#### WRITTEN REQUEST:
Replace "x-tick-label" with "x-axis-label" in the rows below, from the line containing "Localize all elements." through the line containing "- legend-label: ドイツ・GESIS: [166, 301, 319, 326]", and give back only that stretch with everything else unchanged. Leave the pictures out.

#### DATA SECTION:

· · · · ·

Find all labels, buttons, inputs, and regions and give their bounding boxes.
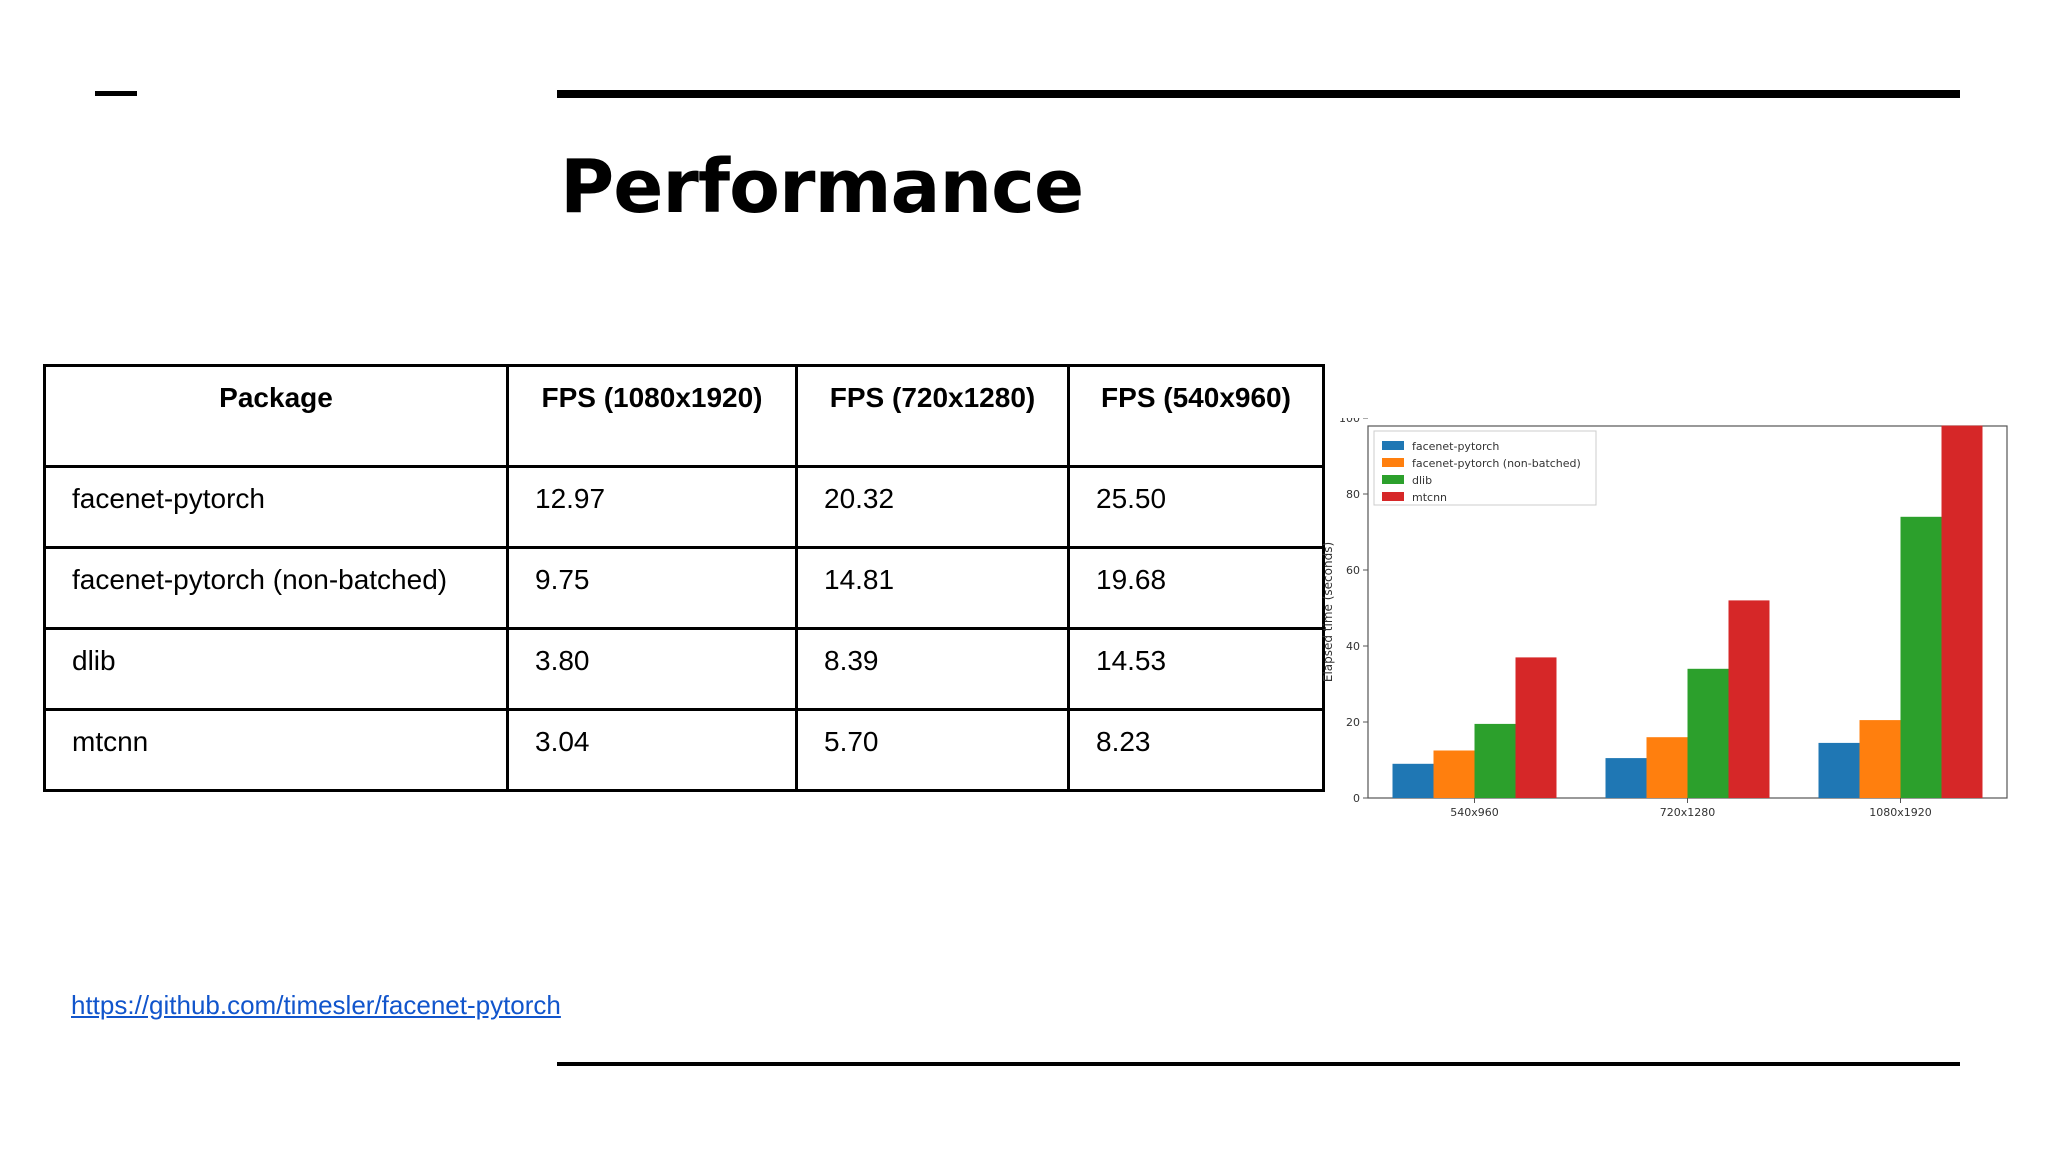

· · · · ·

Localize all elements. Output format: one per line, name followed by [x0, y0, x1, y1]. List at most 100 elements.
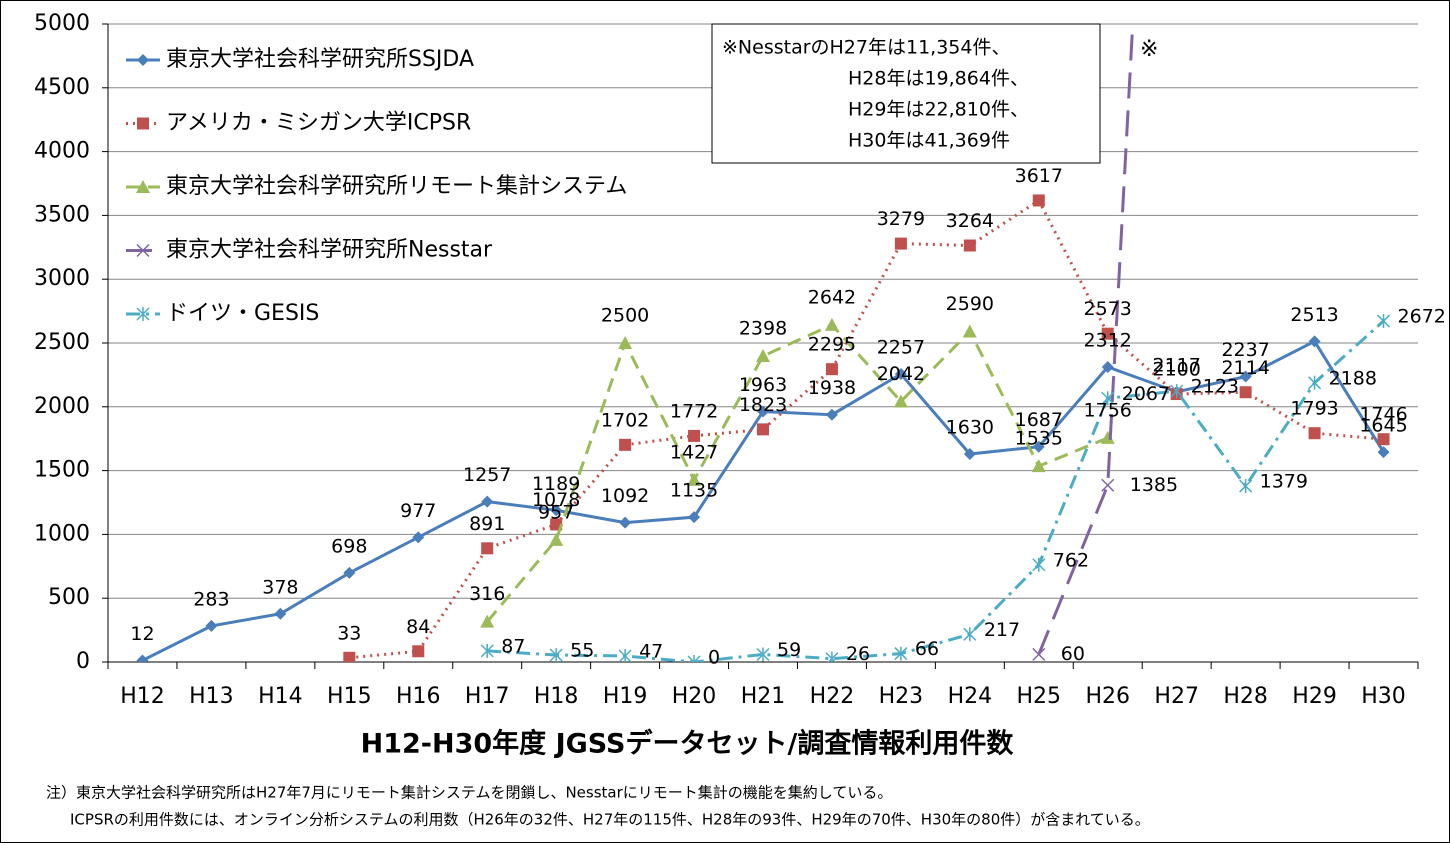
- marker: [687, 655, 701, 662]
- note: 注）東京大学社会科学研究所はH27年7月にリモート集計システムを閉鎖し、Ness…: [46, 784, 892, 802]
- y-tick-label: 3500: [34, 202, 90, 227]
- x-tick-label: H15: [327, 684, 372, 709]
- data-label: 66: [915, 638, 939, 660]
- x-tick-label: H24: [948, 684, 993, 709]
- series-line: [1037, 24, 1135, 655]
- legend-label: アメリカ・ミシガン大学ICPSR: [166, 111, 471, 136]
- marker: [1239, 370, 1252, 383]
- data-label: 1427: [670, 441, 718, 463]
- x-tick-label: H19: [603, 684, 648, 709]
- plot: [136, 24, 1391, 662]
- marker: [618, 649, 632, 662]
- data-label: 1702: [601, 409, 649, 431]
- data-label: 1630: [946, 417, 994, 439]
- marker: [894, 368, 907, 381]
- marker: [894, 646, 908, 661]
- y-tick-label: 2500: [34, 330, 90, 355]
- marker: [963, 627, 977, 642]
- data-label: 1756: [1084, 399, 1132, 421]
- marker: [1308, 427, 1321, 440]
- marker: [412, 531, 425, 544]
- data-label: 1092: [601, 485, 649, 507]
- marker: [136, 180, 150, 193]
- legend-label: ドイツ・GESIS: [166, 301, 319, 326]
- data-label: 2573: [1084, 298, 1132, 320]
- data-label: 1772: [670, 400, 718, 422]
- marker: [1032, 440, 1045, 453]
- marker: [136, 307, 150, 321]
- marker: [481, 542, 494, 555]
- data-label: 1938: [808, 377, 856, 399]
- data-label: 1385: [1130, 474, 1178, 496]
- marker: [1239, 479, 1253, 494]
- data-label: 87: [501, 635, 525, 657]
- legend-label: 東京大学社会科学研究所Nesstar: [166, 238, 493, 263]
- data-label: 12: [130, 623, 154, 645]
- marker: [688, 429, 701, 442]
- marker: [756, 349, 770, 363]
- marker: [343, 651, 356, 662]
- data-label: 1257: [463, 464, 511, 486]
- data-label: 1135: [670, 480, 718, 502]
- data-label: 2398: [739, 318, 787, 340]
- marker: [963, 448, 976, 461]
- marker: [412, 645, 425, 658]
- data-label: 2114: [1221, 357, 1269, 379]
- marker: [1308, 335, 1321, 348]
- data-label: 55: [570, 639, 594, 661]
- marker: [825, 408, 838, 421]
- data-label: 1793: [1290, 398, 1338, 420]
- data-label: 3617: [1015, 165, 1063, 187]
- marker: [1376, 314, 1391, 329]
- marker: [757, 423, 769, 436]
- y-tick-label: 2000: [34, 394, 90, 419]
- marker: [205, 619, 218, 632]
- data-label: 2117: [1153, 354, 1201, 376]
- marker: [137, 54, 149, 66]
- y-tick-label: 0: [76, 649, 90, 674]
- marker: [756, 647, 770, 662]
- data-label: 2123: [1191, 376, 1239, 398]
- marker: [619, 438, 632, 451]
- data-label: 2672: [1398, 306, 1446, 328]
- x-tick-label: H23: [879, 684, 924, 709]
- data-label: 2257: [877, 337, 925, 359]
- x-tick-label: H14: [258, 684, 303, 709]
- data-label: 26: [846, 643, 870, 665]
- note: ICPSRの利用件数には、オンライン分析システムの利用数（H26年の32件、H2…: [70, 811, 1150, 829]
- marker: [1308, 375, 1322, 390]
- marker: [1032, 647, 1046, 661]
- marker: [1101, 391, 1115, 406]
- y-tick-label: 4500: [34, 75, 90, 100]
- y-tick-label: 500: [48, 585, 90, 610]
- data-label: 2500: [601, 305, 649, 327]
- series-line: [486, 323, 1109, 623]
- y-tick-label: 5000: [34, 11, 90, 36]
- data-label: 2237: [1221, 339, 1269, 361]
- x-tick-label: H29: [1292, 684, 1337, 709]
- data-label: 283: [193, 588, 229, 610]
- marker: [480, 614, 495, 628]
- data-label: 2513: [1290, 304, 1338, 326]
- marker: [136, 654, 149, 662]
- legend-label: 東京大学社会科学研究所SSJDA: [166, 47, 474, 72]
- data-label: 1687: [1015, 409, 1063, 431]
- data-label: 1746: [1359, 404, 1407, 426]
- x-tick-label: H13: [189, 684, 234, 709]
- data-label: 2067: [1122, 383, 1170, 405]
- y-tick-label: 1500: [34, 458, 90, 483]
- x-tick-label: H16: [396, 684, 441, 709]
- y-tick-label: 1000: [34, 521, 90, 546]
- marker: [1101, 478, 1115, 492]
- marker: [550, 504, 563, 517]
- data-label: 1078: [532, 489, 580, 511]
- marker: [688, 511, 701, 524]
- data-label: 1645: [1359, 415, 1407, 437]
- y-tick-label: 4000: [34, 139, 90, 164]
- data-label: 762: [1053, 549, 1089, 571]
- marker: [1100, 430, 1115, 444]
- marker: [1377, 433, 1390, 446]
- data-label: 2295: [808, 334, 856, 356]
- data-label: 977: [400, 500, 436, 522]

· · · · ·

#### WRITTEN RESPONSE:
Localize all elements. Output format: one per line, name followed by [x0, y0, x1, y1]. List at most 100 elements.
- marker: [687, 655, 701, 662]
- note: 注）東京大学社会科学研究所はH27年7月にリモート集計システムを閉鎖し、Ness…: [46, 784, 892, 802]
- y-tick-label: 3500: [34, 202, 90, 227]
- x-axis-label: H15: [327, 684, 372, 709]
- data-label: 66: [915, 638, 939, 660]
- x-axis-label: H24: [948, 684, 993, 709]
- series-line: [1037, 24, 1135, 655]
- legend-label: アメリカ・ミシガン大学ICPSR: [166, 111, 471, 136]
- marker: [1239, 370, 1252, 383]
- data-label: 1427: [670, 441, 718, 463]
- x-axis-label: H19: [603, 684, 648, 709]
- plot: [136, 24, 1391, 662]
- marker: [618, 649, 632, 662]
- data-label: 1702: [601, 409, 649, 431]
- data-label: 1630: [946, 417, 994, 439]
- marker: [894, 368, 907, 381]
- marker: [894, 646, 908, 661]
- y-tick-label: 2500: [34, 330, 90, 355]
- marker: [963, 627, 977, 642]
- data-label: 1756: [1084, 399, 1132, 421]
- marker: [1308, 427, 1321, 440]
- marker: [412, 531, 425, 544]
- data-label: 1092: [601, 485, 649, 507]
- marker: [136, 180, 150, 193]
- legend-label: ドイツ・GESIS: [166, 301, 319, 326]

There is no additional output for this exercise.